Reproduce the following material exactly, including every line.

* [GIVEN DATA]:
———
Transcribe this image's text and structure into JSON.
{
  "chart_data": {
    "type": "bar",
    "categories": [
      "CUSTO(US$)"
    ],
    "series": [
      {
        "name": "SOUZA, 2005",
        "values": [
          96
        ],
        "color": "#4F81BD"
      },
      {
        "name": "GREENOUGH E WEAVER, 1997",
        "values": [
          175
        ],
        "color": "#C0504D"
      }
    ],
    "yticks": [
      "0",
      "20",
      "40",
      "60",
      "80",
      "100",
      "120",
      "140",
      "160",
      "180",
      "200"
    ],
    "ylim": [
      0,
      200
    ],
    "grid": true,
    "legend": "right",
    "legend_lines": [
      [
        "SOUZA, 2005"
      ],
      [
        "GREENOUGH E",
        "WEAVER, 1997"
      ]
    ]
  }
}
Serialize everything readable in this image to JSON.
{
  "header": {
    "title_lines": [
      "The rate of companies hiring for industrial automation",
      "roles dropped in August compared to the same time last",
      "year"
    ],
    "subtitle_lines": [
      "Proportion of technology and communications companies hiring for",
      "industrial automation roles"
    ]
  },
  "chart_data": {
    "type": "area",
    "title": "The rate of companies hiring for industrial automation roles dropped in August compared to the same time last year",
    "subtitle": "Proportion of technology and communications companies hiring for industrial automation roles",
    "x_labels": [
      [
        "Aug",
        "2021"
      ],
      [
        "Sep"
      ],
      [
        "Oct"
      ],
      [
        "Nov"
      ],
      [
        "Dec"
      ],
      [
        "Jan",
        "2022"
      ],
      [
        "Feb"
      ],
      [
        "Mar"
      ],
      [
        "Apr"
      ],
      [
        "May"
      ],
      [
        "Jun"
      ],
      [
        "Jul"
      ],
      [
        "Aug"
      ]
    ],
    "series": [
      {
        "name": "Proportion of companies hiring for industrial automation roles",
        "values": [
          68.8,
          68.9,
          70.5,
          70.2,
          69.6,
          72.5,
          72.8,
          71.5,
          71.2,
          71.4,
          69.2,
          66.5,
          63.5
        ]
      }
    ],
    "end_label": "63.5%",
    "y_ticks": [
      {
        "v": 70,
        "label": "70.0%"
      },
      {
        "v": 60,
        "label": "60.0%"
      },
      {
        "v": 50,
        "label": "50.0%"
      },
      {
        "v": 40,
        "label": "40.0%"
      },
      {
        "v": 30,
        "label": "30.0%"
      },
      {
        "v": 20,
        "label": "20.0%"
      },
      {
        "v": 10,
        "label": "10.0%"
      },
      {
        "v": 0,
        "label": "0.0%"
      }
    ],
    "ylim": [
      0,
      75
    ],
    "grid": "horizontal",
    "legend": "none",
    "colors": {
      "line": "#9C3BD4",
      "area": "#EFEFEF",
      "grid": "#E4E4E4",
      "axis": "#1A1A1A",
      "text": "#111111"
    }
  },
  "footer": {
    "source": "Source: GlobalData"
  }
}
———
* [SOLUTION]:
Transcribe this image's text and structure into JSON.
{
  "chart_data": {
    "type": "bar",
    "categories": [
      "CUSTO(US$)"
    ],
    "series": [
      {
        "name": "SOUZA, 2005",
        "values": [
          96
        ],
        "color": "#4F81BD"
      },
      {
        "name": "GREENOUGH E WEAVER, 1997",
        "values": [
          175
        ],
        "color": "#C0504D"
      }
    ],
    "yticks": [
      "0",
      "20",
      "40",
      "60",
      "80",
      "100",
      "120",
      "140",
      "160",
      "180",
      "200"
    ],
    "ylim": [
      0,
      200
    ],
    "grid": true,
    "legend": "right",
    "legend_lines": [
      [
        "SOUZA, 2005"
      ],
      [
        "GREENOUGH E",
        "WEAVER, 1997"
      ]
    ]
  }
}
Serialize everything readable in this image to JSON.
{
  "header": {
    "title_lines": [
      "The rate of companies hiring for industrial automation",
      "roles dropped in August compared to the same time last",
      "year"
    ],
    "subtitle_lines": [
      "Proportion of technology and communications companies hiring for",
      "industrial automation roles"
    ]
  },
  "chart_data": {
    "type": "area",
    "title": "The rate of companies hiring for industrial automation roles dropped in August compared to the same time last year",
    "subtitle": "Proportion of technology and communications companies hiring for industrial automation roles",
    "x_labels": [
      [
        "Aug",
        "2021"
      ],
      [
        "Sep"
      ],
      [
        "Oct"
      ],
      [
        "Nov"
      ],
      [
        "Dec"
      ],
      [
        "Jan",
        "2022"
      ],
      [
        "Feb"
      ],
      [
        "Mar"
      ],
      [
        "Apr"
      ],
      [
        "May"
      ],
      [
        "Jun"
      ],
      [
        "Jul"
      ],
      [
        "Aug"
      ]
    ],
    "series": [
      {
        "name": "Proportion of companies hiring for industrial automation roles",
        "values": [
          68.8,
          68.9,
          70.5,
          70.2,
          69.6,
          72.5,
          72.8,
          71.5,
          71.2,
          71.4,
          69.2,
          66.5,
          63.5
        ]
      }
    ],
    "end_label": "63.5%",
    "y_ticks": [
      {
        "v": 70,
        "label": "70.0%"
      },
      {
        "v": 60,
        "label": "60.0%"
      },
      {
        "v": 50,
        "label": "50.0%"
      },
      {
        "v": 40,
        "label": "40.0%"
      },
      {
        "v": 30,
        "label": "30.0%"
      },
      {
        "v": 20,
        "label": "20.0%"
      },
      {
        "v": 10,
        "label": "10.0%"
      },
      {
        "v": 0,
        "label": "0.0%"
      }
    ],
    "ylim": [
      0,
      75
    ],
    "grid": "horizontal",
    "legend": "none",
    "colors": {
      "line": "#9C3BD4",
      "area": "#EFEFEF",
      "grid": "#E4E4E4",
      "axis": "#1A1A1A",
      "text": "#111111"
    }
  },
  "footer": {
    "source": "Source: GlobalData"
  }
}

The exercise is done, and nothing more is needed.